* [Task]: Transcribe all of the material exactly. Any picture in it should be left out.

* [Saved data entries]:
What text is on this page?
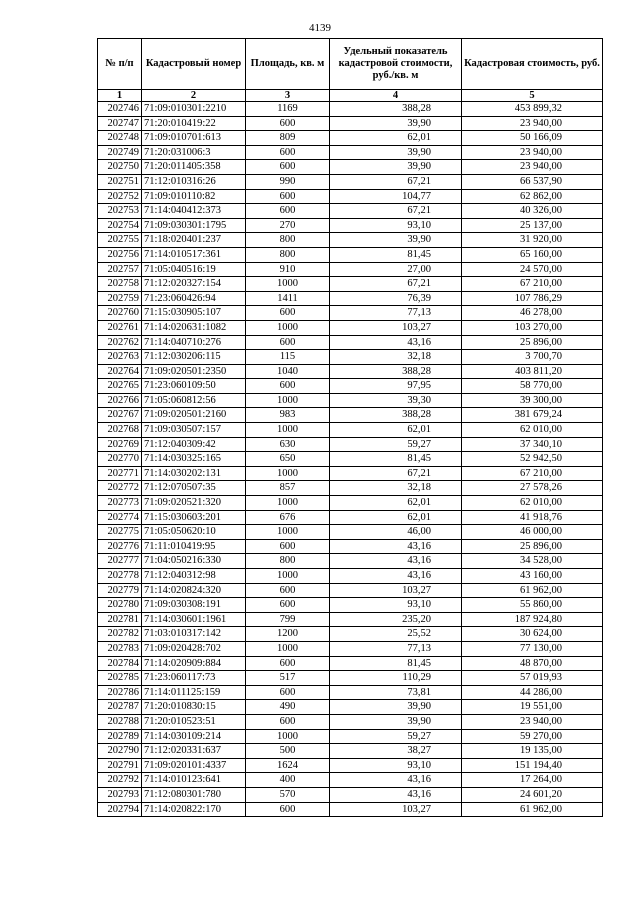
4139
№ п/п	Кадастровый номер	Площадь, кв. м	Удельный показатель кадастровой стоимости, руб./кв. м	Кадастровая стоимость, руб.
1	2	3	4	5
202746	71:09:010301:2210	1169	388,28	453 899,32
202747	71:20:010419:22	600	39,90	23 940,00
202748	71:09:010701:613	809	62,01	50 166,09
202749	71:20:031006:3	600	39,90	23 940,00
202750	71:20:011405:358	600	39,90	23 940,00
202751	71:12:010316:26	990	67,21	66 537,90
202752	71:09:010110:82	600	104,77	62 862,00
202753	71:14:040412:373	600	67,21	40 326,00
202754	71:09:030301:1795	270	93,10	25 137,00
202755	71:18:020401:237	800	39,90	31 920,00
202756	71:14:010517:361	800	81,45	65 160,00
202757	71:05:040516:19	910	27,00	24 570,00
202758	71:12:020327:154	1000	67,21	67 210,00
202759	71:23:060426:94	1411	76,39	107 786,29
202760	71:15:030905:107	600	77,13	46 278,00
202761	71:14:020631:1082	1000	103,27	103 270,00
202762	71:14:040710:276	600	43,16	25 896,00
202763	71:12:030206:115	115	32,18	3 700,70
202764	71:09:020501:2350	1040	388,28	403 811,20
202765	71:23:060109:50	600	97,95	58 770,00
202766	71:05:060812:56	1000	39,30	39 300,00
202767	71:09:020501:2160	983	388,28	381 679,24
202768	71:09:030507:157	1000	62,01	62 010,00
202769	71:12:040309:42	630	59,27	37 340,10
202770	71:14:030325:165	650	81,45	52 942,50
202771	71:14:030202:131	1000	67,21	67 210,00
202772	71:12:070507:35	857	32,18	27 578,26
202773	71:09:020521:320	1000	62,01	62 010,00
202774	71:15:030603:201	676	62,01	41 918,76
202775	71:05:050620:10	1000	46,00	46 000,00
202776	71:11:010419:95	600	43,16	25 896,00
202777	71:04:050216:330	800	43,16	34 528,00
202778	71:12:040312:98	1000	43,16	43 160,00
202779	71:14:020824:320	600	103,27	61 962,00
202780	71:09:030308:191	600	93,10	55 860,00
202781	71:14:030601:1961	799	235,20	187 924,80
202782	71:03:010317:142	1200	25,52	30 624,00
202783	71:09:020428:702	1000	77,13	77 130,00
202784	71:14:020909:884	600	81,45	48 870,00
202785	71:23:060117:73	517	110,29	57 019,93
202786	71:14:011125:159	600	73,81	44 286,00
202787	71:20:010830:15	490	39,90	19 551,00
202788	71:20:010523:51	600	39,90	23 940,00
202789	71:14:030109:214	1000	59,27	59 270,00
202790	71:12:020331:637	500	38,27	19 135,00
202791	71:09:020101:4337	1624	93,10	151 194,40
202792	71:14:010123:641	400	43,16	17 264,00
202793	71:12:080301:780	570	43,16	24 601,20
202794	71:14:020822:170	600	103,27	61 962,00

* [The output]:
What text is on this page?
4139
№ п/п	Кадастровый номер	Площадь, кв. м	Удельный показатель кадастровой стоимости, руб./кв. м	Кадастровая стоимость, руб.
1	2	3	4	5
202746	71:09:010301:2210	1169	388,28	453 899,32
202747	71:20:010419:22	600	39,90	23 940,00
202748	71:09:010701:613	809	62,01	50 166,09
202749	71:20:031006:3	600	39,90	23 940,00
202750	71:20:011405:358	600	39,90	23 940,00
202751	71:12:010316:26	990	67,21	66 537,90
202752	71:09:010110:82	600	104,77	62 862,00
202753	71:14:040412:373	600	67,21	40 326,00
202754	71:09:030301:1795	270	93,10	25 137,00
202755	71:18:020401:237	800	39,90	31 920,00
202756	71:14:010517:361	800	81,45	65 160,00
202757	71:05:040516:19	910	27,00	24 570,00
202758	71:12:020327:154	1000	67,21	67 210,00
202759	71:23:060426:94	1411	76,39	107 786,29
202760	71:15:030905:107	600	77,13	46 278,00
202761	71:14:020631:1082	1000	103,27	103 270,00
202762	71:14:040710:276	600	43,16	25 896,00
202763	71:12:030206:115	115	32,18	3 700,70
202764	71:09:020501:2350	1040	388,28	403 811,20
202765	71:23:060109:50	600	97,95	58 770,00
202766	71:05:060812:56	1000	39,30	39 300,00
202767	71:09:020501:2160	983	388,28	381 679,24
202768	71:09:030507:157	1000	62,01	62 010,00
202769	71:12:040309:42	630	59,27	37 340,10
202770	71:14:030325:165	650	81,45	52 942,50
202771	71:14:030202:131	1000	67,21	67 210,00
202772	71:12:070507:35	857	32,18	27 578,26
202773	71:09:020521:320	1000	62,01	62 010,00
202774	71:15:030603:201	676	62,01	41 918,76
202775	71:05:050620:10	1000	46,00	46 000,00
202776	71:11:010419:95	600	43,16	25 896,00
202777	71:04:050216:330	800	43,16	34 528,00
202778	71:12:040312:98	1000	43,16	43 160,00
202779	71:14:020824:320	600	103,27	61 962,00
202780	71:09:030308:191	600	93,10	55 860,00
202781	71:14:030601:1961	799	235,20	187 924,80
202782	71:03:010317:142	1200	25,52	30 624,00
202783	71:09:020428:702	1000	77,13	77 130,00
202784	71:14:020909:884	600	81,45	48 870,00
202785	71:23:060117:73	517	110,29	57 019,93
202786	71:14:011125:159	600	73,81	44 286,00
202787	71:20:010830:15	490	39,90	19 551,00
202788	71:20:010523:51	600	39,90	23 940,00
202789	71:14:030109:214	1000	59,27	59 270,00
202790	71:12:020331:637	500	38,27	19 135,00
202791	71:09:020101:4337	1624	93,10	151 194,40
202792	71:14:010123:641	400	43,16	17 264,00
202793	71:12:080301:780	570	43,16	24 601,20
202794	71:14:020822:170	600	103,27	61 962,00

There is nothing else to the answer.